Stored data:
------------
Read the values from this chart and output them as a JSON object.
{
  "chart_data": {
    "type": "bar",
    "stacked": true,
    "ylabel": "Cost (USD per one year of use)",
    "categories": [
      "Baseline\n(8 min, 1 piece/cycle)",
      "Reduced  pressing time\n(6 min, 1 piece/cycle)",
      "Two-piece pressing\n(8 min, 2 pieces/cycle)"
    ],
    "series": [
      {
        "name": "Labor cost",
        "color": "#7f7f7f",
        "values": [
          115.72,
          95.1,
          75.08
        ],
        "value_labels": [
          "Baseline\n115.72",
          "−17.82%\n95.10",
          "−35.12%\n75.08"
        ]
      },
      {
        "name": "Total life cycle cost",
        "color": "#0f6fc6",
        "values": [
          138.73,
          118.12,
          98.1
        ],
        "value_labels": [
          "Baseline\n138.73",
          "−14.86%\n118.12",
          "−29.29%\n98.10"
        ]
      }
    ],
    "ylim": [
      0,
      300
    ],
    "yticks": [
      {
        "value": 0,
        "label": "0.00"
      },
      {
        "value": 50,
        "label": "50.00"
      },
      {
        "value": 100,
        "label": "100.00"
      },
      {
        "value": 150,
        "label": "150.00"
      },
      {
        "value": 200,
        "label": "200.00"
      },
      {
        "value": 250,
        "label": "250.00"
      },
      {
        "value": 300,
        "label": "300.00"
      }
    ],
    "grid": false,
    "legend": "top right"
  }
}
------------
Task statement:
Search the entries for the word "name" and pick out every line that holds it.

Reply to the task:
        "name": "Labor cost",
        "name": "Total life cycle cost",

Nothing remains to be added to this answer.